═════ Dataset content

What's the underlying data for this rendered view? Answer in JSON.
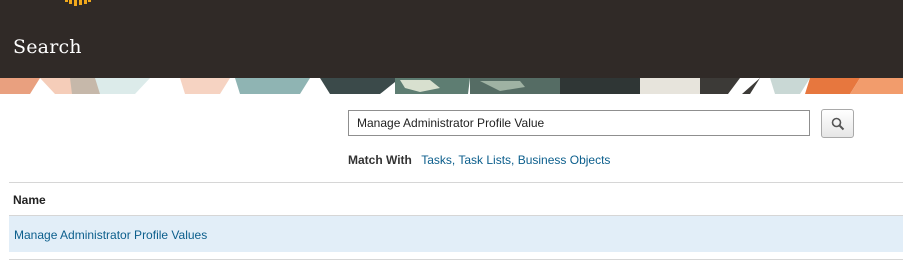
{
  "header": {
    "title": "Search",
    "logo_icon": "oracle-sun-logo-icon",
    "colors": {
      "header_bg": "#302a27",
      "logo": "#f0a81c"
    }
  },
  "banner": {
    "description_icon": "decorative-banner-pattern"
  },
  "search": {
    "value": "Manage Administrator Profile Value",
    "button_icon": "magnifier-icon",
    "match_label": "Match With",
    "match_value": "Tasks, Task Lists, Business Objects"
  },
  "results": {
    "column_header": "Name",
    "rows": [
      {
        "name": "Manage Administrator Profile Values",
        "selected": true
      }
    ],
    "colors": {
      "selected_row_bg": "#e2eef8",
      "link": "#0b5e8c"
    }
  }
}
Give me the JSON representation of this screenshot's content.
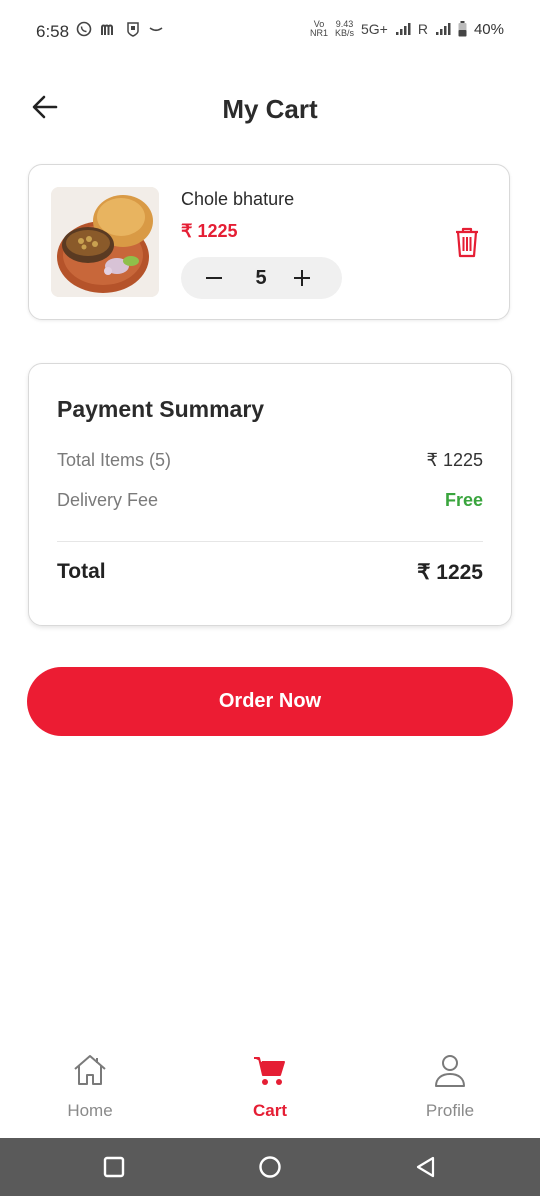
{
  "status_bar": {
    "time": "6:58",
    "network_speed_top": "9.43",
    "network_speed_bottom": "KB/s",
    "volte_top": "Vo",
    "volte_bottom": "NR1",
    "network_type": "5G+",
    "roaming": "R",
    "battery": "40%"
  },
  "header": {
    "title": "My Cart"
  },
  "cart_item": {
    "name": "Chole bhature",
    "price": "₹ 1225",
    "quantity": "5"
  },
  "payment_summary": {
    "title": "Payment Summary",
    "items_label": "Total Items (5)",
    "items_value": "₹ 1225",
    "delivery_label": "Delivery Fee",
    "delivery_value": "Free",
    "total_label": "Total",
    "total_value": "₹ 1225"
  },
  "order_button": {
    "label": "Order Now"
  },
  "bottom_nav": {
    "items": [
      {
        "label": "Home",
        "icon": "home-icon"
      },
      {
        "label": "Cart",
        "icon": "cart-icon"
      },
      {
        "label": "Profile",
        "icon": "profile-icon"
      }
    ],
    "active": "Cart"
  },
  "colors": {
    "accent": "#e51e34",
    "button": "#ec1c33",
    "free": "#3aa53e"
  }
}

══════════

## Problem requirements
Leave the pictures out and write out every entry exactly as given.

## The completed task
What's the underlying data for this rendered view? Answer in JSON.
{
  "header": {
    "title": "Search",
    "logo_icon": "oracle-sun-logo-icon",
    "colors": {
      "header_bg": "#302a27",
      "logo": "#f0a81c"
    }
  },
  "banner": {
    "description_icon": "decorative-banner-pattern"
  },
  "search": {
    "value": "Manage Administrator Profile Value",
    "button_icon": "magnifier-icon",
    "match_label": "Match With",
    "match_value": "Tasks, Task Lists, Business Objects"
  },
  "results": {
    "column_header": "Name",
    "rows": [
      {
        "name": "Manage Administrator Profile Values",
        "selected": true
      }
    ],
    "colors": {
      "selected_row_bg": "#e2eef8",
      "link": "#0b5e8c"
    }
  }
}
Give me the JSON representation of this screenshot's content.
{
  "status_bar": {
    "time": "6:58",
    "network_speed_top": "9.43",
    "network_speed_bottom": "KB/s",
    "volte_top": "Vo",
    "volte_bottom": "NR1",
    "network_type": "5G+",
    "roaming": "R",
    "battery": "40%"
  },
  "header": {
    "title": "My Cart"
  },
  "cart_item": {
    "name": "Chole bhature",
    "price": "₹ 1225",
    "quantity": "5"
  },
  "payment_summary": {
    "title": "Payment Summary",
    "items_label": "Total Items (5)",
    "items_value": "₹ 1225",
    "delivery_label": "Delivery Fee",
    "delivery_value": "Free",
    "total_label": "Total",
    "total_value": "₹ 1225"
  },
  "order_button": {
    "label": "Order Now"
  },
  "bottom_nav": {
    "items": [
      {
        "label": "Home",
        "icon": "home-icon"
      },
      {
        "label": "Cart",
        "icon": "cart-icon"
      },
      {
        "label": "Profile",
        "icon": "profile-icon"
      }
    ],
    "active": "Cart"
  },
  "colors": {
    "accent": "#e51e34",
    "button": "#ec1c33",
    "free": "#3aa53e"
  }
}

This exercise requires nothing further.